*What you need to do:* Copy the following listing line for line without any changes, and leave the pictures out of your answer.

*Record extracts:*
++++++++++++++++++++

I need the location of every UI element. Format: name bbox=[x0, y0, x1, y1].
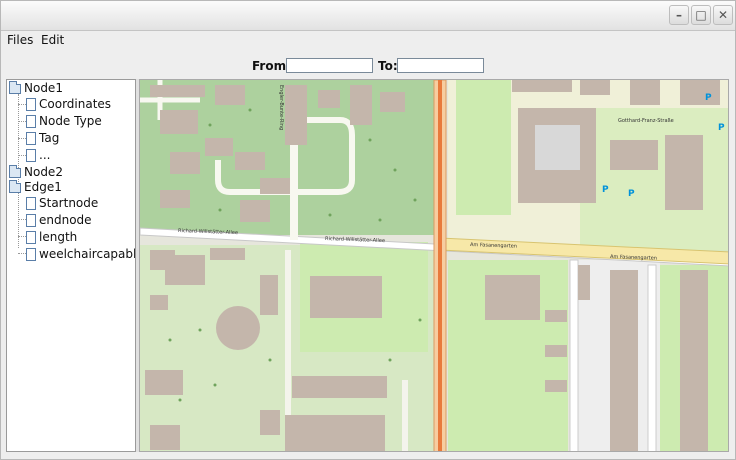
building bbox=[545, 380, 567, 392]
tree-connector bbox=[18, 138, 26, 139]
building bbox=[150, 85, 205, 97]
close-icon: ✕ bbox=[717, 8, 729, 22]
building bbox=[260, 410, 280, 435]
map-canvas: P P P P Richard-Willstätter-Allee Richar… bbox=[140, 80, 728, 451]
building bbox=[170, 152, 200, 174]
document-icon bbox=[26, 197, 36, 210]
parking-sign: P bbox=[705, 93, 712, 103]
building bbox=[160, 190, 190, 208]
building-round bbox=[216, 306, 260, 350]
document-icon bbox=[26, 98, 36, 111]
folder-icon bbox=[9, 81, 21, 94]
building bbox=[680, 270, 708, 451]
building bbox=[150, 295, 168, 310]
document-icon bbox=[26, 149, 36, 162]
grass-area bbox=[456, 80, 511, 215]
document-icon bbox=[26, 132, 36, 145]
building bbox=[380, 92, 405, 112]
grass-area bbox=[580, 108, 728, 253]
building bbox=[160, 110, 198, 134]
tree-node-label: Node2 bbox=[24, 165, 63, 179]
document-icon bbox=[26, 214, 36, 227]
courtyard bbox=[535, 125, 580, 170]
tree-node-label: Startnode bbox=[39, 196, 99, 210]
building bbox=[630, 80, 660, 105]
document-icon bbox=[26, 248, 36, 261]
tree-node-label: length bbox=[39, 230, 78, 244]
building bbox=[512, 80, 572, 92]
tree-connector bbox=[18, 219, 26, 220]
tree-panel: Node1 Coordinates Node Type Tag ... Node… bbox=[6, 79, 136, 452]
building bbox=[285, 415, 385, 451]
building bbox=[150, 425, 180, 450]
building bbox=[310, 276, 382, 318]
tree-connector bbox=[18, 236, 26, 237]
tree-node-label: Edge1 bbox=[24, 180, 62, 194]
building bbox=[292, 376, 387, 398]
path-road bbox=[402, 380, 408, 451]
building bbox=[665, 135, 703, 210]
building bbox=[145, 370, 183, 395]
minimize-icon: – bbox=[676, 8, 682, 22]
building bbox=[318, 90, 340, 108]
tree-node-label: weelchaircapable bbox=[39, 247, 136, 261]
street-hertzstrasse bbox=[569, 259, 579, 451]
menu-files[interactable]: Files bbox=[7, 33, 33, 47]
building bbox=[205, 138, 233, 156]
building bbox=[165, 255, 205, 285]
building bbox=[545, 345, 567, 357]
street-label: Engler-Bunte-Ring bbox=[278, 85, 284, 130]
tree-node-label: Tag bbox=[39, 131, 60, 145]
application-window: – □ ✕ Files Edit From: To: Node1 Coordin… bbox=[0, 0, 736, 460]
building bbox=[545, 310, 567, 322]
close-button[interactable]: ✕ bbox=[713, 5, 733, 25]
maximize-icon: □ bbox=[695, 8, 707, 22]
folder-icon bbox=[9, 165, 21, 178]
to-label: To: bbox=[378, 59, 398, 73]
street-ernst-gaber bbox=[647, 264, 657, 451]
document-icon bbox=[26, 115, 36, 128]
building bbox=[610, 140, 658, 170]
title-bar[interactable]: – □ ✕ bbox=[1, 1, 735, 31]
parking-sign: P bbox=[628, 189, 635, 199]
tree-connector bbox=[18, 253, 26, 254]
parking-sign: P bbox=[718, 123, 725, 133]
building bbox=[260, 178, 290, 194]
building bbox=[350, 85, 372, 125]
to-field[interactable] bbox=[397, 58, 484, 73]
building bbox=[580, 80, 610, 95]
tree-connector bbox=[18, 104, 26, 105]
tree-node-label: Node1 bbox=[24, 81, 63, 95]
map-view[interactable]: P P P P Richard-Willstätter-Allee Richar… bbox=[139, 79, 729, 452]
tree-connector bbox=[18, 121, 26, 122]
building bbox=[285, 85, 307, 145]
building bbox=[485, 275, 540, 320]
building bbox=[610, 270, 638, 451]
tree-node-label: Node Type bbox=[39, 114, 102, 128]
tree-node-label: Coordinates bbox=[39, 97, 112, 111]
building bbox=[680, 80, 720, 105]
building bbox=[240, 200, 270, 222]
building bbox=[210, 248, 245, 260]
building bbox=[578, 265, 590, 300]
from-field[interactable] bbox=[286, 58, 373, 73]
parking-sign: P bbox=[602, 185, 609, 195]
tree-node-label: endnode bbox=[39, 213, 92, 227]
tree-connector bbox=[18, 155, 26, 156]
menu-bar: Files Edit bbox=[1, 31, 735, 49]
street-label: Gotthard-Franz-Straße bbox=[618, 118, 674, 124]
minimize-button[interactable]: – bbox=[669, 5, 689, 25]
folder-icon bbox=[9, 180, 21, 193]
building bbox=[235, 152, 265, 170]
tram-line bbox=[438, 80, 442, 451]
building bbox=[215, 85, 245, 105]
tree-node-label: ... bbox=[39, 148, 51, 162]
document-icon bbox=[26, 231, 36, 244]
menu-edit[interactable]: Edit bbox=[41, 33, 64, 47]
maximize-button[interactable]: □ bbox=[691, 5, 711, 25]
building bbox=[260, 275, 278, 315]
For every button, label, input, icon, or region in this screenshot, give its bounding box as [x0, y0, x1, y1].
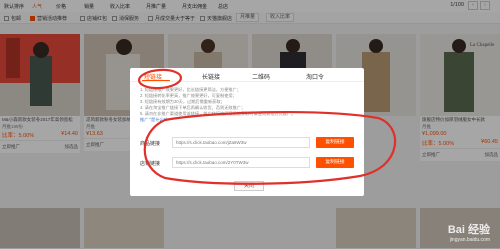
- tab-qrcode[interactable]: 二维码: [252, 72, 270, 81]
- shop-link-label: 店铺链接: [140, 161, 161, 167]
- shop-link-row: 店铺链接 复制链接: [140, 156, 354, 170]
- copy-product-link-button[interactable]: 复制链接: [316, 137, 354, 148]
- active-tab-indicator: [142, 80, 170, 81]
- watermark: Bai 经验 jingyan.baidu.com: [447, 224, 490, 243]
- tab-taokouling[interactable]: 淘口令: [306, 72, 324, 81]
- product-link-row: 商品链接 复制链接: [140, 136, 354, 150]
- help-link[interactable]: 推广 "是什么"？: [140, 117, 356, 123]
- shop-link-field[interactable]: [172, 157, 310, 168]
- link-tabs: 短链接 长链接 二维码 淘口令: [130, 68, 364, 82]
- product-link-label: 商品链接: [140, 141, 161, 147]
- tab-long-link[interactable]: 长链接: [202, 72, 220, 81]
- product-link-field[interactable]: [172, 137, 310, 148]
- link-instructions: 1. 短链接推广效果更好，比长链接更简洁，方便推广； 2. 短链接转化率更高，推…: [140, 87, 356, 123]
- get-link-dialog: 短链接 长链接 二维码 淘口令 1. 短链接推广效果更好，比长链接更简洁，方便推…: [130, 68, 364, 196]
- close-button[interactable]: 关闭: [234, 181, 264, 191]
- copy-shop-link-button[interactable]: 复制链接: [316, 157, 354, 168]
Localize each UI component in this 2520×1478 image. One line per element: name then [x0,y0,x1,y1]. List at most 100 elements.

++++++++++++++++++++

*Exercise output:*
I need the location of every UI element. Format: name bbox=[x0, y0, x1, y1].
building bbox=[545, 380, 567, 392]
tree-connector bbox=[18, 138, 26, 139]
building bbox=[150, 85, 205, 97]
close-icon: ✕ bbox=[717, 8, 729, 22]
building bbox=[260, 410, 280, 435]
map-canvas: P P P P Richard-Willstätter-Allee Richar… bbox=[140, 80, 728, 451]
building bbox=[170, 152, 200, 174]
document-icon bbox=[26, 197, 36, 210]
parking-sign: P bbox=[705, 93, 712, 103]
building bbox=[160, 190, 190, 208]
building-round bbox=[216, 306, 260, 350]
document-icon bbox=[26, 98, 36, 111]
folder-icon bbox=[9, 81, 21, 94]
building bbox=[680, 270, 708, 451]
building bbox=[150, 295, 168, 310]
document-icon bbox=[26, 149, 36, 162]
grass-area bbox=[456, 80, 511, 215]
document-icon bbox=[26, 132, 36, 145]
building bbox=[380, 92, 405, 112]
grass-area bbox=[580, 108, 728, 253]
building bbox=[160, 110, 198, 134]
tree-node-label: Node2 bbox=[24, 165, 63, 179]
document-icon bbox=[26, 214, 36, 227]
courtyard bbox=[535, 125, 580, 170]
tree-node-label: Startnode bbox=[39, 196, 99, 210]
building bbox=[630, 80, 660, 105]
document-icon bbox=[26, 248, 36, 261]
tree-node-label: length bbox=[39, 230, 78, 244]
building bbox=[512, 80, 572, 92]
tree-connector bbox=[18, 219, 26, 220]
tree-panel: Node1 Coordinates Node Type Tag ... Node… bbox=[6, 79, 136, 452]
building bbox=[285, 415, 385, 451]
building bbox=[150, 425, 180, 450]
building bbox=[310, 276, 382, 318]
tree-connector bbox=[18, 236, 26, 237]
tree-node-label: Edge1 bbox=[24, 180, 62, 194]
building bbox=[292, 376, 387, 398]
path-road bbox=[402, 380, 408, 451]
building bbox=[665, 135, 703, 210]
building bbox=[145, 370, 183, 395]
minimize-icon: – bbox=[676, 8, 682, 22]
building bbox=[318, 90, 340, 108]
tree-node-label: weelchaircapable bbox=[39, 247, 136, 261]
street-hertzstrasse bbox=[569, 259, 579, 451]
menu-files[interactable]: Files bbox=[7, 33, 33, 47]
building bbox=[205, 138, 233, 156]
building bbox=[165, 255, 205, 285]
building bbox=[545, 345, 567, 357]
street-label: Engler-Bunte-Ring bbox=[278, 85, 284, 130]
tree-node-label: Tag bbox=[39, 131, 60, 145]
application-window: – □ ✕ Files Edit From: To: Node1 Coordin… bbox=[0, 0, 736, 460]
building bbox=[545, 310, 567, 322]
close-button[interactable]: ✕ bbox=[713, 5, 733, 25]
maximize-icon: □ bbox=[695, 8, 707, 22]
folder-icon bbox=[9, 165, 21, 178]
to-label: To: bbox=[378, 59, 398, 73]
street-ernst-gaber bbox=[647, 264, 657, 451]
document-icon bbox=[26, 115, 36, 128]
building bbox=[610, 140, 658, 170]
title-bar[interactable]: – □ ✕ bbox=[1, 1, 735, 31]
parking-sign: P bbox=[628, 189, 635, 199]
tree-connector bbox=[18, 253, 26, 254]
parking-sign: P bbox=[718, 123, 725, 133]
building bbox=[260, 178, 290, 194]
building bbox=[350, 85, 372, 125]
to-field[interactable] bbox=[397, 58, 484, 73]
building bbox=[580, 80, 610, 95]
tree-connector bbox=[18, 104, 26, 105]
tree-node-label: Node1 bbox=[24, 81, 63, 95]
map-view[interactable]: P P P P Richard-Willstätter-Allee Richar… bbox=[139, 79, 729, 452]
tree-connector bbox=[18, 121, 26, 122]
building bbox=[285, 85, 307, 145]
building bbox=[485, 275, 540, 320]
building bbox=[610, 270, 638, 451]
tree-node-label: Node Type bbox=[39, 114, 102, 128]
tree-node-label: Coordinates bbox=[39, 97, 112, 111]
building bbox=[680, 80, 720, 105]
building bbox=[240, 200, 270, 222]
building bbox=[210, 248, 245, 260]
building bbox=[578, 265, 590, 300]
from-field[interactable] bbox=[286, 58, 373, 73]
parking-sign: P bbox=[602, 185, 609, 195]
tree-node-label: endnode bbox=[39, 213, 92, 227]
tree-connector bbox=[18, 155, 26, 156]
menu-bar: Files Edit bbox=[1, 31, 735, 49]
street-label: Gotthard-Franz-Straße bbox=[618, 118, 674, 124]
minimize-button[interactable]: – bbox=[669, 5, 689, 25]
folder-icon bbox=[9, 180, 21, 193]
building bbox=[235, 152, 265, 170]
tram-line bbox=[438, 80, 442, 451]
building bbox=[215, 85, 245, 105]
tree-node-label: ... bbox=[39, 148, 51, 162]
document-icon bbox=[26, 231, 36, 244]
menu-edit[interactable]: Edit bbox=[41, 33, 64, 47]
maximize-button[interactable]: □ bbox=[691, 5, 711, 25]
building bbox=[260, 275, 278, 315]
For every button, label, input, icon, or region in this screenshot, give its bounding box as [x0, y0, x1, y1].
- tab-qrcode[interactable]: 二维码: [252, 72, 270, 81]
- shop-link-label: 店铺链接: [140, 161, 161, 167]
- shop-link-row: 店铺链接 复制链接: [140, 156, 354, 170]
- copy-product-link-button[interactable]: 复制链接: [316, 137, 354, 148]
- active-tab-indicator: [142, 80, 170, 81]
- watermark: Bai 经验 jingyan.baidu.com: [447, 224, 490, 243]
- tab-taokouling[interactable]: 淘口令: [306, 72, 324, 81]
- product-link-row: 商品链接 复制链接: [140, 136, 354, 150]
- help-link[interactable]: 推广 "是什么"？: [140, 117, 356, 123]
- shop-link-field[interactable]: [172, 157, 310, 168]
- link-tabs: 短链接 长链接 二维码 淘口令: [130, 68, 364, 82]
- product-link-label: 商品链接: [140, 141, 161, 147]
- tab-long-link[interactable]: 长链接: [202, 72, 220, 81]
- product-link-field[interactable]: [172, 137, 310, 148]
- link-instructions: 1. 短链接推广效果更好，比长链接更简洁，方便推广； 2. 短链接转化率更高，推…: [140, 87, 356, 123]
- get-link-dialog: 短链接 长链接 二维码 淘口令 1. 短链接推广效果更好，比长链接更简洁，方便推…: [130, 68, 364, 196]
- close-button[interactable]: 关闭: [234, 181, 264, 191]
- copy-shop-link-button[interactable]: 复制链接: [316, 157, 354, 168]
Localize each UI component in this 2520×1478 image. One line per element: name then [x0,y0,x1,y1]. List at most 100 elements.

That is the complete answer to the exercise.